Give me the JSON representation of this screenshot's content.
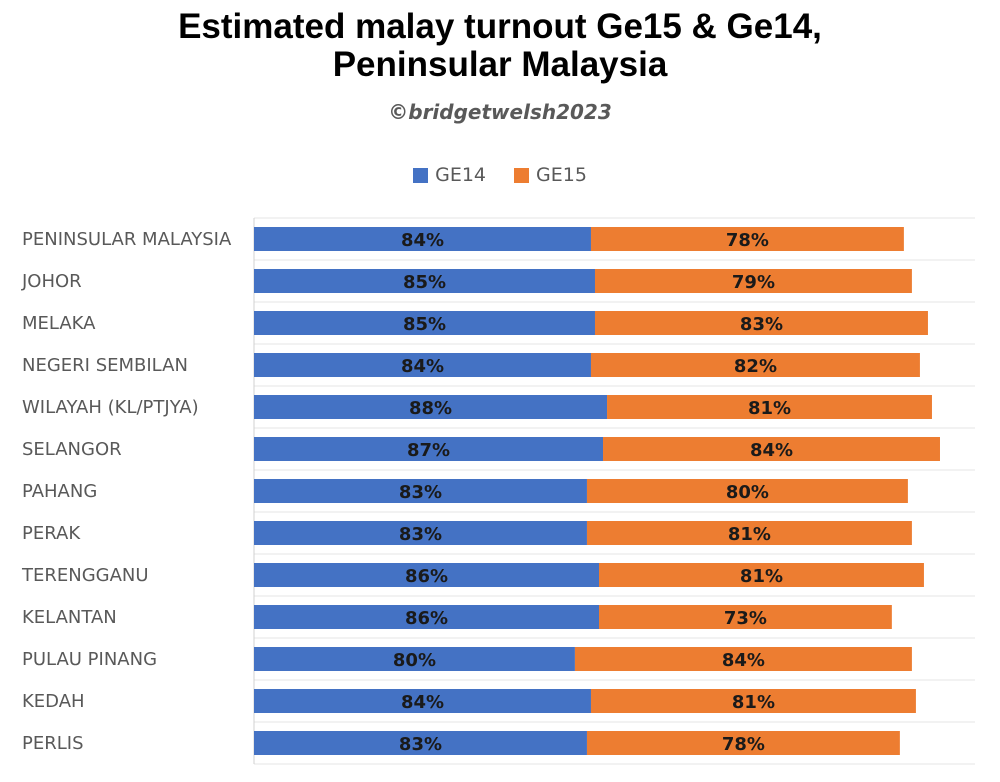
{
  "title_line1": "Estimated malay turnout Ge15 & Ge14,",
  "title_line2": "Peninsular Malaysia",
  "subtitle": "©bridgetwelsh2023",
  "chart_data": {
    "type": "bar",
    "orientation": "horizontal",
    "stacked": true,
    "title": "Estimated malay turnout Ge15 & Ge14, Peninsular Malaysia",
    "subtitle": "©bridgetwelsh2023",
    "legend_position": "top",
    "grid": true,
    "categories": [
      "PENINSULAR MALAYSIA",
      "JOHOR",
      "MELAKA",
      "NEGERI SEMBILAN",
      "WILAYAH (KL/PTJYA)",
      "SELANGOR",
      "PAHANG",
      "PERAK",
      "TERENGGANU",
      "KELANTAN",
      "PULAU PINANG",
      "KEDAH",
      "PERLIS"
    ],
    "series": [
      {
        "name": "GE14",
        "color": "#4472c4",
        "values": [
          84,
          85,
          85,
          84,
          88,
          87,
          83,
          83,
          86,
          86,
          80,
          84,
          83
        ],
        "labels": [
          "84%",
          "85%",
          "85%",
          "84%",
          "88%",
          "87%",
          "83%",
          "83%",
          "86%",
          "86%",
          "80%",
          "84%",
          "83%"
        ]
      },
      {
        "name": "GE15",
        "color": "#ed7d31",
        "values": [
          78,
          79,
          83,
          82,
          81,
          84,
          80,
          81,
          81,
          73,
          84,
          81,
          78
        ],
        "labels": [
          "78%",
          "79%",
          "83%",
          "82%",
          "81%",
          "84%",
          "80%",
          "81%",
          "81%",
          "73%",
          "84%",
          "81%",
          "78%"
        ]
      }
    ]
  }
}
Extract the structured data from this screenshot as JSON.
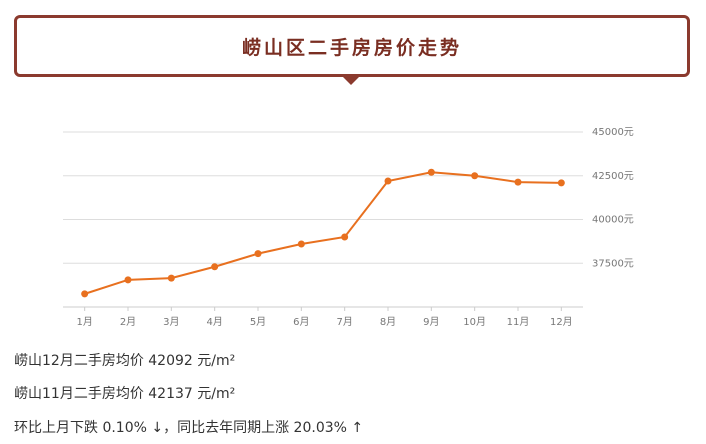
{
  "header": {
    "title": "崂山区二手房房价走势"
  },
  "chart_data": {
    "type": "line",
    "categories": [
      "1月",
      "2月",
      "3月",
      "4月",
      "5月",
      "6月",
      "7月",
      "8月",
      "9月",
      "10月",
      "11月",
      "12月"
    ],
    "series": [
      {
        "color": "#e8701f",
        "values": [
          35750,
          36550,
          36650,
          37300,
          38050,
          38600,
          39000,
          42200,
          42700,
          42500,
          42137,
          42092
        ]
      }
    ],
    "ylim": [
      35000,
      45000
    ],
    "yticks": [
      {
        "value": 37500,
        "label": "37500元"
      },
      {
        "value": 40000,
        "label": "40000元"
      },
      {
        "value": 42500,
        "label": "42500元"
      },
      {
        "value": 45000,
        "label": "45000元"
      }
    ],
    "grid": true
  },
  "text": [
    "崂山12月二手房均价 42092 元/m²",
    "崂山11月二手房均价 42137 元/m²",
    "环比上月下跌 0.10% ↓，同比去年同期上涨 20.03% ↑"
  ]
}
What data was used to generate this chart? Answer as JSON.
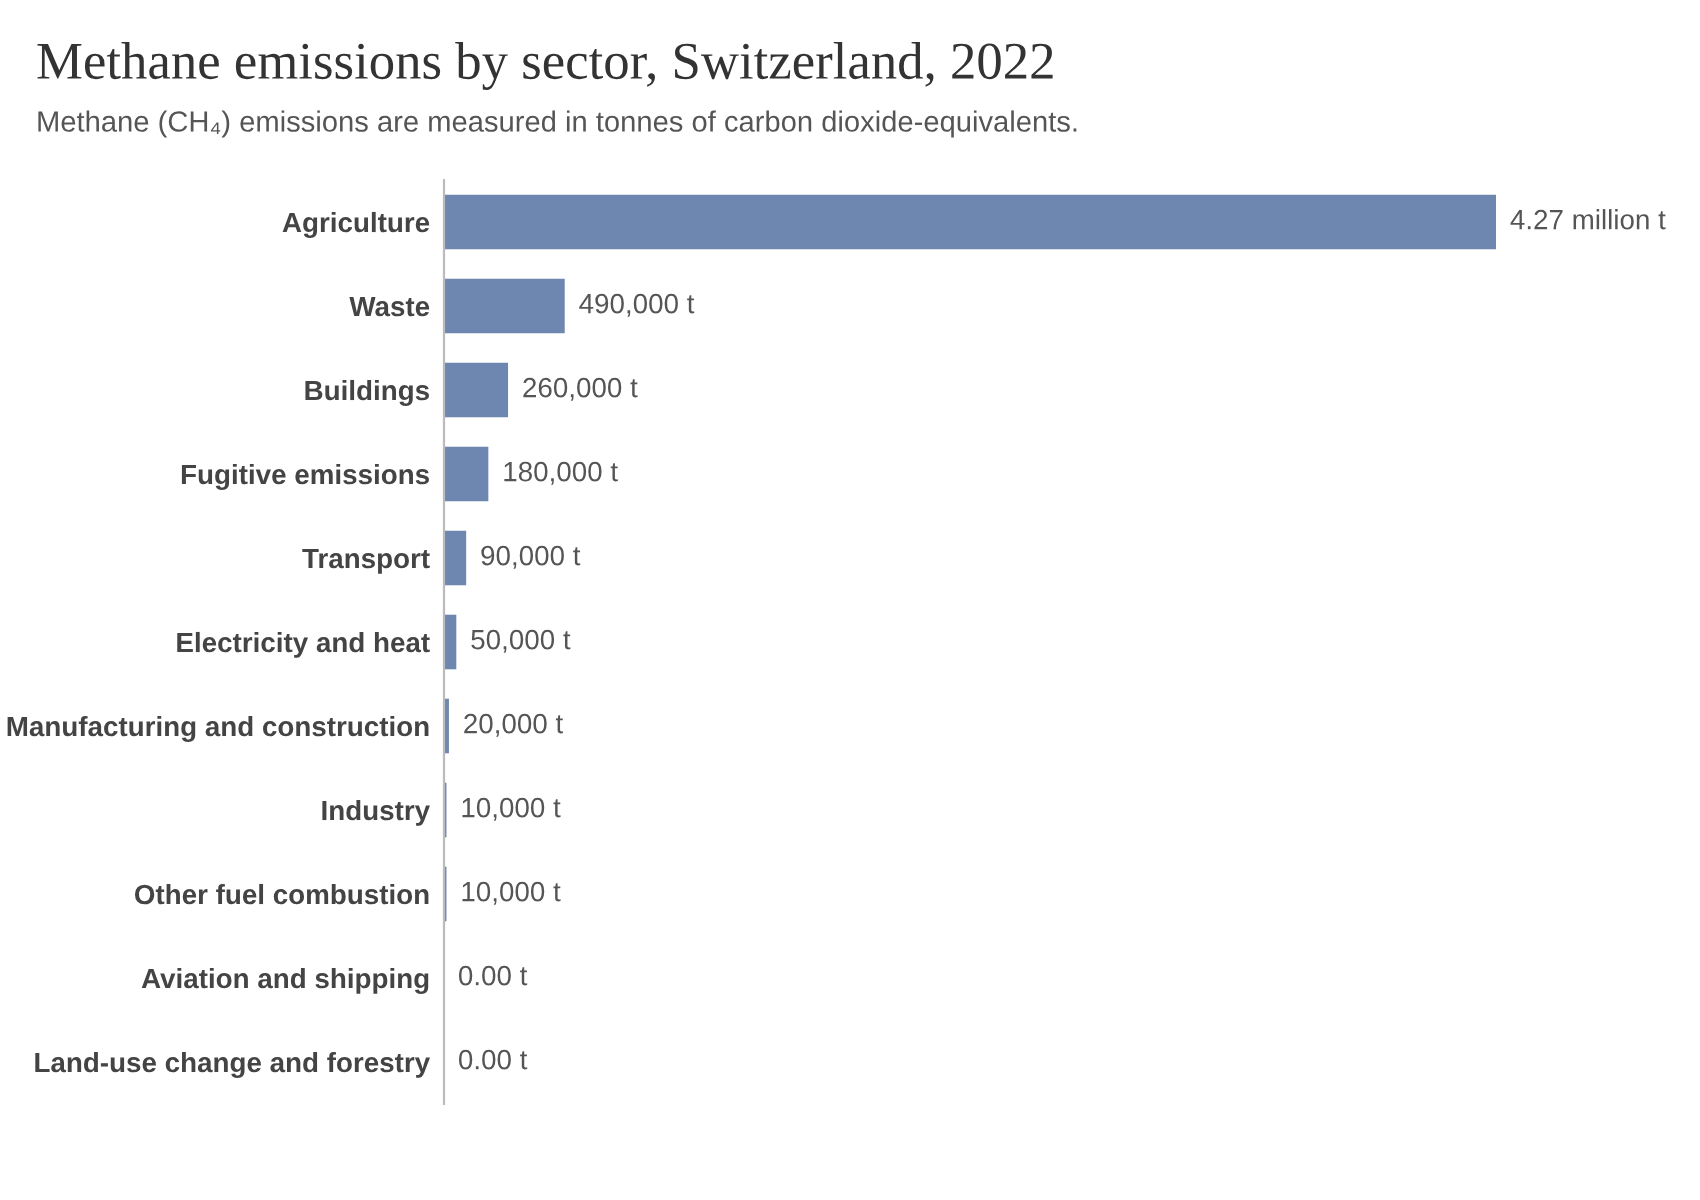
{
  "chart_data": {
    "type": "bar",
    "orientation": "horizontal",
    "title": "Methane emissions by sector, Switzerland, 2022",
    "subtitle": "Methane (CH₄) emissions are measured in tonnes of carbon dioxide-equivalents.",
    "categories": [
      "Agriculture",
      "Waste",
      "Buildings",
      "Fugitive emissions",
      "Transport",
      "Electricity and heat",
      "Manufacturing and construction",
      "Industry",
      "Other fuel combustion",
      "Aviation and shipping",
      "Land-use change and forestry"
    ],
    "values": [
      4270000,
      490000,
      260000,
      180000,
      90000,
      50000,
      20000,
      10000,
      10000,
      0,
      0
    ],
    "value_labels": [
      "4.27 million t",
      "490,000 t",
      "260,000 t",
      "180,000 t",
      "90,000 t",
      "50,000 t",
      "20,000 t",
      "10,000 t",
      "10,000 t",
      "0.00 t",
      "0.00 t"
    ],
    "color": "#6d87b0",
    "grid": false,
    "legend": false
  }
}
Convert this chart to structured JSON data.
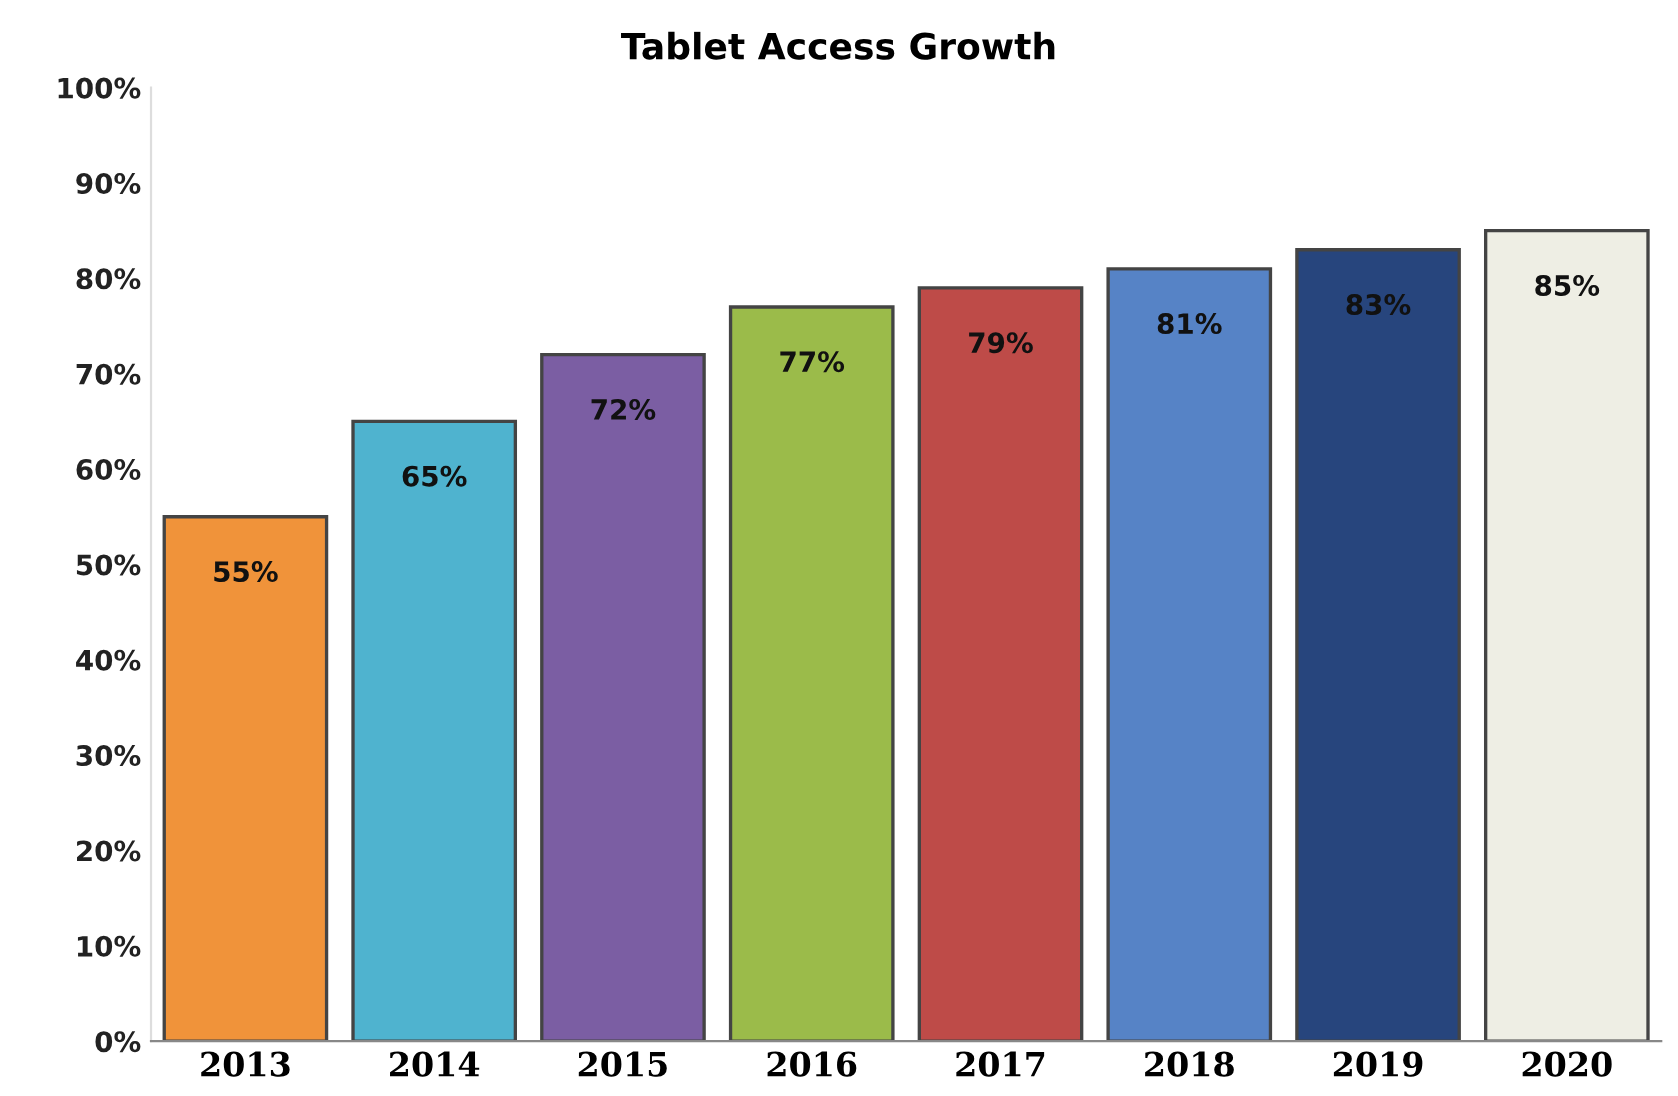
{
  "chart_data": {
    "type": "bar",
    "title": "Tablet Access Growth",
    "categories": [
      "2013",
      "2014",
      "2015",
      "2016",
      "2017",
      "2018",
      "2019",
      "2020"
    ],
    "values": [
      55,
      65,
      72,
      77,
      79,
      81,
      83,
      85
    ],
    "colors": [
      "#f0933a",
      "#4fb3cf",
      "#7b5ea3",
      "#9bbb4a",
      "#be4b48",
      "#5683c6",
      "#27457d",
      "#eeeee4"
    ],
    "value_labels": [
      "55%",
      "65%",
      "72%",
      "77%",
      "79%",
      "81%",
      "83%",
      "85%"
    ],
    "ylim": [
      0,
      100
    ],
    "yticks": [
      {
        "value": 0,
        "label": "0%"
      },
      {
        "value": 10,
        "label": "10%"
      },
      {
        "value": 20,
        "label": "20%"
      },
      {
        "value": 30,
        "label": "30%"
      },
      {
        "value": 40,
        "label": "40%"
      },
      {
        "value": 50,
        "label": "50%"
      },
      {
        "value": 60,
        "label": "60%"
      },
      {
        "value": 70,
        "label": "70%"
      },
      {
        "value": 80,
        "label": "80%"
      },
      {
        "value": 90,
        "label": "90%"
      },
      {
        "value": 100,
        "label": "100%"
      }
    ],
    "legend": false
  }
}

------------------------------------

OBJECTIVE>
Which lines hold the word "screenshot"? Copy all of them.

RESULT FOR THIS EXERCISE>
Give me the JSON representation of this screenshot's content.
Extract the structured data from this screenshot as JSON.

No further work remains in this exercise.